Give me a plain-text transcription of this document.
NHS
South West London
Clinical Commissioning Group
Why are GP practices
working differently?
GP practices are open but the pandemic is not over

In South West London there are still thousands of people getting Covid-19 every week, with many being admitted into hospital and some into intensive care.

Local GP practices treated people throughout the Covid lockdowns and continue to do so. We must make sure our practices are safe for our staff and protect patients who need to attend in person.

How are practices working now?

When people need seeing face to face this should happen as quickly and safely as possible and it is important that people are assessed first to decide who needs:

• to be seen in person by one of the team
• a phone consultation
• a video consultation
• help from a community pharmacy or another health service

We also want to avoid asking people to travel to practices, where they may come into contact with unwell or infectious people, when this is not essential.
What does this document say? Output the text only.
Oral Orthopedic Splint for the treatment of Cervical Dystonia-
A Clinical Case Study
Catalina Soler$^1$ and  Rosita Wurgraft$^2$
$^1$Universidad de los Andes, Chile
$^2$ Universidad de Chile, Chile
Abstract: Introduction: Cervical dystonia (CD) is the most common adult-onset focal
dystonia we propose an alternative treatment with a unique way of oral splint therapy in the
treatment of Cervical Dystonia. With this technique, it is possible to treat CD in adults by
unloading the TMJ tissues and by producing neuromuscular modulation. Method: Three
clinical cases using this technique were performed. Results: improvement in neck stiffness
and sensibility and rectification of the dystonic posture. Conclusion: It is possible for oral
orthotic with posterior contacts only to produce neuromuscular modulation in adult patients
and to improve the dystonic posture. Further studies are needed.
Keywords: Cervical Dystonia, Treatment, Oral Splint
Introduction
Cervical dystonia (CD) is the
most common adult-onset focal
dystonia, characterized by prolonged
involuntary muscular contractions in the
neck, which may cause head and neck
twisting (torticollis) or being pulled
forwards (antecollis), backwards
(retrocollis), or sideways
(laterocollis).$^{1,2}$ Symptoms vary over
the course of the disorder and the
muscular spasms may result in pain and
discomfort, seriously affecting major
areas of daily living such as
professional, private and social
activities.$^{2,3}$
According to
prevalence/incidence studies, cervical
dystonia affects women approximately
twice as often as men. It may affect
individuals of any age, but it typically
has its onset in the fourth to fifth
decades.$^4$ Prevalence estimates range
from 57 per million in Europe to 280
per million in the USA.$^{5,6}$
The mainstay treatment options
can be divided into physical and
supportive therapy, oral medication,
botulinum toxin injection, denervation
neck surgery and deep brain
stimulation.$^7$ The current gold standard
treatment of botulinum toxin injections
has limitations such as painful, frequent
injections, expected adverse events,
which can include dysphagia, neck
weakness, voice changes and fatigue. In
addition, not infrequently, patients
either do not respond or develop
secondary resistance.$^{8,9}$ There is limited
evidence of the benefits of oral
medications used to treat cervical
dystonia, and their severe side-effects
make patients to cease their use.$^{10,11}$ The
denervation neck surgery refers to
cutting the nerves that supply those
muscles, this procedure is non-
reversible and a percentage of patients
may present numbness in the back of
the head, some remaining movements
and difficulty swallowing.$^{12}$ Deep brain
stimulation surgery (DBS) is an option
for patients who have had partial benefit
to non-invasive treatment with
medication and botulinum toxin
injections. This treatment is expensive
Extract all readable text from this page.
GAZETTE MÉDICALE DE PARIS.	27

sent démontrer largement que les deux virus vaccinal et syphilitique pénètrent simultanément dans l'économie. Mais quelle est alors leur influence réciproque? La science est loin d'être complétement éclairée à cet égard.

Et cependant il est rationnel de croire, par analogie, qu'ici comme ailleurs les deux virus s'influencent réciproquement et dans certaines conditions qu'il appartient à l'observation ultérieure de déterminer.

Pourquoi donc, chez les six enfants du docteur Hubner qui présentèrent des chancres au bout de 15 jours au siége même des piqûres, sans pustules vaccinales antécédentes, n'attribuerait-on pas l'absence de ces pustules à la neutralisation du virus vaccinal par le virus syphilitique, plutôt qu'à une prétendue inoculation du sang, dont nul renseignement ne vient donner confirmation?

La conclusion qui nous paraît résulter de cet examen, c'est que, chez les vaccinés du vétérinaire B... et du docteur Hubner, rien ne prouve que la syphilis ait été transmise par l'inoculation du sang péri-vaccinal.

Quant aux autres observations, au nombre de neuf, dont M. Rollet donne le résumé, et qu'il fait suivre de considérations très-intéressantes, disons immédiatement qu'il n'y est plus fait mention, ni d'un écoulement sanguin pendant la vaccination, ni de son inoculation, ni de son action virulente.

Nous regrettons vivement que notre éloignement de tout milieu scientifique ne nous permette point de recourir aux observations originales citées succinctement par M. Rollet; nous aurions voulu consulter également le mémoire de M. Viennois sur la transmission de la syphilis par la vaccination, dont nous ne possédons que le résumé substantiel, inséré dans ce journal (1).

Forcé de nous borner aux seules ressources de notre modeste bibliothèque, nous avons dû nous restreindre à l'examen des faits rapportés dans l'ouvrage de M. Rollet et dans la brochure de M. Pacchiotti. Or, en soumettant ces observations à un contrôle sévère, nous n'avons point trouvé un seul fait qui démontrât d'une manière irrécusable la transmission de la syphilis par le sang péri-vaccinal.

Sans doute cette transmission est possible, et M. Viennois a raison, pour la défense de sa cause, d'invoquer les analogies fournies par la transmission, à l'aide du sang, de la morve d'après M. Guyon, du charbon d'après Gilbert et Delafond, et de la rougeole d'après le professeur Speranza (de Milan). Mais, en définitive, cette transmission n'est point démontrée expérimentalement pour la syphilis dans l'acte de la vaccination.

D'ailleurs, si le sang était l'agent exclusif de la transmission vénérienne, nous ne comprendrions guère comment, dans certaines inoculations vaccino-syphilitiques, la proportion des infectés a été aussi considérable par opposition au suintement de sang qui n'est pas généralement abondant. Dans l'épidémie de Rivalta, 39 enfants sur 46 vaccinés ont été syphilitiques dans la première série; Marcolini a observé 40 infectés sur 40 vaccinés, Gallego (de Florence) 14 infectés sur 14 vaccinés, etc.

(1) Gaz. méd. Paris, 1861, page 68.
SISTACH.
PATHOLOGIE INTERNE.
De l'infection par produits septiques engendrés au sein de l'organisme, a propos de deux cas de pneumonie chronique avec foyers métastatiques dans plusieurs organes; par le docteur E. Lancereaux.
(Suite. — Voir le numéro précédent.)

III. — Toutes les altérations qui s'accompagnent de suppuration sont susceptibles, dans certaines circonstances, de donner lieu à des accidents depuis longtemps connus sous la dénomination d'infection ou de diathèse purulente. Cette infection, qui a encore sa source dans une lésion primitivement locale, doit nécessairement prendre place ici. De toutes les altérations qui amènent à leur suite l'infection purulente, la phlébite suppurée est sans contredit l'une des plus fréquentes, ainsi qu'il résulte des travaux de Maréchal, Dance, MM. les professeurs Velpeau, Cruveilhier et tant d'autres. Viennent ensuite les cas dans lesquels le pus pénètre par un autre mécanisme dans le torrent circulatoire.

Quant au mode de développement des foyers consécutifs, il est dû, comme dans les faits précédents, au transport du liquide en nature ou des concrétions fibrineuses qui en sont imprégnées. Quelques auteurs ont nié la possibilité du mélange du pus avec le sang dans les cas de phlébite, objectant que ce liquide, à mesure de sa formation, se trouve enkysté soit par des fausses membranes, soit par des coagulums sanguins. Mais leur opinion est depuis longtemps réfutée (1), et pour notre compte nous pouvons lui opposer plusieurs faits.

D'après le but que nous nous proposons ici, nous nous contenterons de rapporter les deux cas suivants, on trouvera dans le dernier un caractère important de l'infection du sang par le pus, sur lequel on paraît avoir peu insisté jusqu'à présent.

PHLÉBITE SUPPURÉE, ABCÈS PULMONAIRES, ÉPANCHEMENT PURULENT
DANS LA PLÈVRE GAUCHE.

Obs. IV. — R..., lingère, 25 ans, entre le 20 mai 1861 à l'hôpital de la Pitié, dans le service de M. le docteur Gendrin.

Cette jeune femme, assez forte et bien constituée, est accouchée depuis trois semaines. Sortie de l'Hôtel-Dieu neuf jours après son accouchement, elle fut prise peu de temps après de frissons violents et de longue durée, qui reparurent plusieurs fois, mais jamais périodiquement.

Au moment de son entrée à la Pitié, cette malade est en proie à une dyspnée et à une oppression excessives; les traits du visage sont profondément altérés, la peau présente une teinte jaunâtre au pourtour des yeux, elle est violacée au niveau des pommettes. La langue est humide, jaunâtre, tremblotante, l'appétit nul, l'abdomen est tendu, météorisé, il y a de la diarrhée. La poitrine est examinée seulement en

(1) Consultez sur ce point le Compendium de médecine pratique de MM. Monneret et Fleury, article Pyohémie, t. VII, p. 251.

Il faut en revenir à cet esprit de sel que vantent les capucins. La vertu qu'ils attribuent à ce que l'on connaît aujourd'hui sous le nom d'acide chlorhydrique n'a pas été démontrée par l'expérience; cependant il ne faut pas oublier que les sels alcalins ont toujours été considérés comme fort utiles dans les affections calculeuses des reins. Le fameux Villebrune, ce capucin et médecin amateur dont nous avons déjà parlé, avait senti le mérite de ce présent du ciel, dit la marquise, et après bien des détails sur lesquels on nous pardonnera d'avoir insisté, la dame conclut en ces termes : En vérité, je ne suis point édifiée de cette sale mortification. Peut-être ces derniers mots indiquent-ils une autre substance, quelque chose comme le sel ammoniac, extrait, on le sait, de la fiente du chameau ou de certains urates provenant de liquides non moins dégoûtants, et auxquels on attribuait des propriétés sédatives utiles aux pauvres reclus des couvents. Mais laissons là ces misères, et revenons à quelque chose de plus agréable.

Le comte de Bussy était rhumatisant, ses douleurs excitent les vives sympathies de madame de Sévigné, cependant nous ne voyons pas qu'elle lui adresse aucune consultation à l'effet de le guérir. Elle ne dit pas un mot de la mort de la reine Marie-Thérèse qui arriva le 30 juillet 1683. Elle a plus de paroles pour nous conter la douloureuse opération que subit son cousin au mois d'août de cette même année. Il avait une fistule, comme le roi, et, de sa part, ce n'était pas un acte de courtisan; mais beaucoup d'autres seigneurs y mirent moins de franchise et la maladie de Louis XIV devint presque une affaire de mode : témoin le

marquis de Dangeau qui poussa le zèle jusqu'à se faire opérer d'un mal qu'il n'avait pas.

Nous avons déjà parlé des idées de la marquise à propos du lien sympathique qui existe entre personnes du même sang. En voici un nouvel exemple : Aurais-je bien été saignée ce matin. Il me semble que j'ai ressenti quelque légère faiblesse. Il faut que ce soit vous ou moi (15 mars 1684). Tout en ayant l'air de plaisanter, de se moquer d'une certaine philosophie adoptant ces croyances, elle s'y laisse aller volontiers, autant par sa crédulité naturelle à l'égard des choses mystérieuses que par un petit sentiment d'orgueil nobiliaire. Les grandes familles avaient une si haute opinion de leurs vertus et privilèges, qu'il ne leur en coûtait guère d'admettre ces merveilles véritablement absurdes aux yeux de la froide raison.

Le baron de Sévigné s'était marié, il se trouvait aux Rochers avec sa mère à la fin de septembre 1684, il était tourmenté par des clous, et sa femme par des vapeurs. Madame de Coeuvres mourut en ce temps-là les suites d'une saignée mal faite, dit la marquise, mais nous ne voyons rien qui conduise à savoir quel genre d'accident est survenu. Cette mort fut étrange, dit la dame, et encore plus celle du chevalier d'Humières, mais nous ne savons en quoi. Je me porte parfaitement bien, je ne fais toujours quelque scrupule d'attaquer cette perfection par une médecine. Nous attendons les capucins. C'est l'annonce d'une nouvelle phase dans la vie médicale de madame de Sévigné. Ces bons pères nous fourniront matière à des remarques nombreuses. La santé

== == ==

▸ What to do: Which lines of the listing contain the string "virus"? Copy each of them.

▸ Expected answer:
sent démontrer largement que les deux virus vaccinal et syphilitique pénètrent simultanément dans l'économie. Mais quelle est alors leur influence réciproque? La science est loin d'être complétement éclairée à cet égard.
Et cependant il est rationnel de croire, par analogie, qu'ici comme ailleurs les deux virus s'influencent réciproquement et dans certaines conditions qu'il appartient à l'observation ultérieure de déterminer.
Pourquoi donc, chez les six enfants du docteur Hubner qui présentèrent des chancres au bout de 15 jours au siége même des piqûres, sans pustules vaccinales antécédentes, n'attribuerait-on pas l'absence de ces pustules à la neutralisation du virus vaccinal par le virus syphilitique, plutôt qu'à une prétendue inoculation du sang, dont nul renseignement ne vient donner confirmation?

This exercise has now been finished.